Dataset excerpt:
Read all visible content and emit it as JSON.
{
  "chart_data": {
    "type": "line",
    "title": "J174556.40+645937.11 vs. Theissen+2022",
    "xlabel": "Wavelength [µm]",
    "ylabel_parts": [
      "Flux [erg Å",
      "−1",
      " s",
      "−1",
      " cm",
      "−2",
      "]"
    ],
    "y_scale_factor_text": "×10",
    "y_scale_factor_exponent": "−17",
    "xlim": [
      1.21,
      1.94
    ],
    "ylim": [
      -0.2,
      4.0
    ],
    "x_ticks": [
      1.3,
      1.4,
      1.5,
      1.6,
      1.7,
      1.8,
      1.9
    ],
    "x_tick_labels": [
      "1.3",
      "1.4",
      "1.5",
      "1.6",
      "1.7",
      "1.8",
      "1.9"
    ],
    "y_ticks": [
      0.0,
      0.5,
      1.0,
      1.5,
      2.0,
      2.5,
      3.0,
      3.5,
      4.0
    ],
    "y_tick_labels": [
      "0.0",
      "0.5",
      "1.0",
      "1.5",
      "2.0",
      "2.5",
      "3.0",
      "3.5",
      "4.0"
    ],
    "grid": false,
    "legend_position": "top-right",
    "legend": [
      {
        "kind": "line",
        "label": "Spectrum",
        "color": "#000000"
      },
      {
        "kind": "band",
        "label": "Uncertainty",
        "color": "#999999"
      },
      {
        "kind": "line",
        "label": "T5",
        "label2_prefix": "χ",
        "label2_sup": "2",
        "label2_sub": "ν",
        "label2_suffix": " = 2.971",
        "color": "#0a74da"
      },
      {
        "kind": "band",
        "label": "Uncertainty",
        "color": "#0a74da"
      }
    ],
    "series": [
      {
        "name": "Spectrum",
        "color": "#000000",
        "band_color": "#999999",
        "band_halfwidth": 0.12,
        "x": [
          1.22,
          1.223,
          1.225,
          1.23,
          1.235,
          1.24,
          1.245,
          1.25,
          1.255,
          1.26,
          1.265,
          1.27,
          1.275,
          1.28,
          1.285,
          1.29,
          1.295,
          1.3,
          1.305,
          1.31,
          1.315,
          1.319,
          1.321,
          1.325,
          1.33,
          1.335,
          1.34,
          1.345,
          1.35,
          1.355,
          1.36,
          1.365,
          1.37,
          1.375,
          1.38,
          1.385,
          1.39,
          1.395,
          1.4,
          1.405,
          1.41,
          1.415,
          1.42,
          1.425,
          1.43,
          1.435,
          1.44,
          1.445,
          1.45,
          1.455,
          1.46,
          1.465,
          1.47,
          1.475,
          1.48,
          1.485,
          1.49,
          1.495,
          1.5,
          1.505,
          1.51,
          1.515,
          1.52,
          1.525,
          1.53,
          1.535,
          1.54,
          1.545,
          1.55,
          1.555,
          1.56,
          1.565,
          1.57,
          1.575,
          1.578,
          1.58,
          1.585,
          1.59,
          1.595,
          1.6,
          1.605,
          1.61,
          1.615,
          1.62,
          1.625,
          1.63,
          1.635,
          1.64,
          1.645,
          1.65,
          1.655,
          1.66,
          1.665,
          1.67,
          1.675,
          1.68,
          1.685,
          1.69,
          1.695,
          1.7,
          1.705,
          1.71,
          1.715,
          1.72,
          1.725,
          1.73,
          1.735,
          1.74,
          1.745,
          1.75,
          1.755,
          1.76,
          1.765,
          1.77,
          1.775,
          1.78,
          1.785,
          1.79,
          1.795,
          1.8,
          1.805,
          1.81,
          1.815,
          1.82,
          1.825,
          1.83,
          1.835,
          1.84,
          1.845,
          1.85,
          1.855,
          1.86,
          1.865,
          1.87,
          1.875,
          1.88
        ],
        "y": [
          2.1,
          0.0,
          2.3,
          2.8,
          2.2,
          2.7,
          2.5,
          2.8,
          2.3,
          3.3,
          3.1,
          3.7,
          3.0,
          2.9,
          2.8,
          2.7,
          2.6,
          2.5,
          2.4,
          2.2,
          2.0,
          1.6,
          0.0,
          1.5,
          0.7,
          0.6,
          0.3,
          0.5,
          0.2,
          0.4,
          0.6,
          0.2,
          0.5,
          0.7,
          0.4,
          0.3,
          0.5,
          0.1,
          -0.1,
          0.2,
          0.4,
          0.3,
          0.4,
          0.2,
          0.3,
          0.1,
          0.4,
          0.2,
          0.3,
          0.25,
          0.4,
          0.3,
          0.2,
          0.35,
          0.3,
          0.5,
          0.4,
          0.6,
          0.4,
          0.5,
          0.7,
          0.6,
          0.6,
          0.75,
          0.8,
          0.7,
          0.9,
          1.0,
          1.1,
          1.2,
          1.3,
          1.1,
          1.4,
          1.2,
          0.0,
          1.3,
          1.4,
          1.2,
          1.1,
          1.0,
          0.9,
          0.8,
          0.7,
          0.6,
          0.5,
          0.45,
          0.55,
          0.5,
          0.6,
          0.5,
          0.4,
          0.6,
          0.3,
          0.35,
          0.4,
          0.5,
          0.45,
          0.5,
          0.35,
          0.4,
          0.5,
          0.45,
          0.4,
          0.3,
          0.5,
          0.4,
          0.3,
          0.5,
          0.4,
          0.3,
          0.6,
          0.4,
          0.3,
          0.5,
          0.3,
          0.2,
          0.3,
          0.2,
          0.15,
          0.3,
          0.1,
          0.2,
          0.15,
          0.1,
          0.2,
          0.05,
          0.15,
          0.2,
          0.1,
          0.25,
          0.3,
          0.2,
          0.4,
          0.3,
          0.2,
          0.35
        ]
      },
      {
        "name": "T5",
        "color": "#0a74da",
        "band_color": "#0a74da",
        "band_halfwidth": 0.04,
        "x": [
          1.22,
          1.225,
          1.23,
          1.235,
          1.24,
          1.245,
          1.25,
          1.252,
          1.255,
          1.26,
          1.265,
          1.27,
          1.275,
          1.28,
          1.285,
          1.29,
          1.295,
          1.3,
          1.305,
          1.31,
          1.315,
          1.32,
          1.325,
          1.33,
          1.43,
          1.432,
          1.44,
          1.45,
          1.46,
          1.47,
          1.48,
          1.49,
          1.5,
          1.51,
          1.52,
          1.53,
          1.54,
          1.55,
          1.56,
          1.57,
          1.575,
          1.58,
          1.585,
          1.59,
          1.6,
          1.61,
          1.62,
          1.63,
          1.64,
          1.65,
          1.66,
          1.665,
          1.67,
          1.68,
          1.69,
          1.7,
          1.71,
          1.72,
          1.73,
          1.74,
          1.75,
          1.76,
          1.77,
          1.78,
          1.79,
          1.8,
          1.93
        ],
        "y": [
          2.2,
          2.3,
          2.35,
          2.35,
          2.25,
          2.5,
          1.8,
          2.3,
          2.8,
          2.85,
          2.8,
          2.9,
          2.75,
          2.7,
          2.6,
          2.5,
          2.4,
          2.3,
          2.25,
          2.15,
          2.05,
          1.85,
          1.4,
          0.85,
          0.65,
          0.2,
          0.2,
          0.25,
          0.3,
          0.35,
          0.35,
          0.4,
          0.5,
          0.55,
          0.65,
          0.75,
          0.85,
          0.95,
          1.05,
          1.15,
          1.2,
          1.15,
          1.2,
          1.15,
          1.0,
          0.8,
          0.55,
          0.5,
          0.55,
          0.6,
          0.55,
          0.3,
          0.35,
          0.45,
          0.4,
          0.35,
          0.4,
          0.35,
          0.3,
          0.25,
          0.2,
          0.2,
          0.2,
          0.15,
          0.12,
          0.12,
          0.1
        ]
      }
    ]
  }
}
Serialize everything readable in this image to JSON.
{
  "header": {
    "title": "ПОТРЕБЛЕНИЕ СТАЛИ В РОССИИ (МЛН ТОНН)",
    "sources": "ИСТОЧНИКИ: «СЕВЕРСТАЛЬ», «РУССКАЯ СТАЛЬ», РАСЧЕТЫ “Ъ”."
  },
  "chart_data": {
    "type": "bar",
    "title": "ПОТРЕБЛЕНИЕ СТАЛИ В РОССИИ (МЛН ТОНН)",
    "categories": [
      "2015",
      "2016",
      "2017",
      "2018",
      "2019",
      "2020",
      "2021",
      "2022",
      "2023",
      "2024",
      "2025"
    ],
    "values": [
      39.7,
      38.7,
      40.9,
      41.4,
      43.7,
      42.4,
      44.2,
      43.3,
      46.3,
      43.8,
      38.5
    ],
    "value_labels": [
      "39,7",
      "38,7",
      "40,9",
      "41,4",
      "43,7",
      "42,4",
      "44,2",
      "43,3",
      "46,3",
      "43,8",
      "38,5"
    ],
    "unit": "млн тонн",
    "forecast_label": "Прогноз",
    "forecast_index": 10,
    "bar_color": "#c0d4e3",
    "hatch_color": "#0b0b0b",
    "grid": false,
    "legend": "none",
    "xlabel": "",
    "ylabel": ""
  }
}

Task statement:
Starting from the line containing "Serialize everything readable", repeat each line through the end of the entries, exactly.

Finished task:
Serialize everything readable in this image to JSON.
{
  "header": {
    "title": "ПОТРЕБЛЕНИЕ СТАЛИ В РОССИИ (МЛН ТОНН)",
    "sources": "ИСТОЧНИКИ: «СЕВЕРСТАЛЬ», «РУССКАЯ СТАЛЬ», РАСЧЕТЫ “Ъ”."
  },
  "chart_data": {
    "type": "bar",
    "title": "ПОТРЕБЛЕНИЕ СТАЛИ В РОССИИ (МЛН ТОНН)",
    "categories": [
      "2015",
      "2016",
      "2017",
      "2018",
      "2019",
      "2020",
      "2021",
      "2022",
      "2023",
      "2024",
      "2025"
    ],
    "values": [
      39.7,
      38.7,
      40.9,
      41.4,
      43.7,
      42.4,
      44.2,
      43.3,
      46.3,
      43.8,
      38.5
    ],
    "value_labels": [
      "39,7",
      "38,7",
      "40,9",
      "41,4",
      "43,7",
      "42,4",
      "44,2",
      "43,3",
      "46,3",
      "43,8",
      "38,5"
    ],
    "unit": "млн тонн",
    "forecast_label": "Прогноз",
    "forecast_index": 10,
    "bar_color": "#c0d4e3",
    "hatch_color": "#0b0b0b",
    "grid": false,
    "legend": "none",
    "xlabel": "",
    "ylabel": ""
  }
}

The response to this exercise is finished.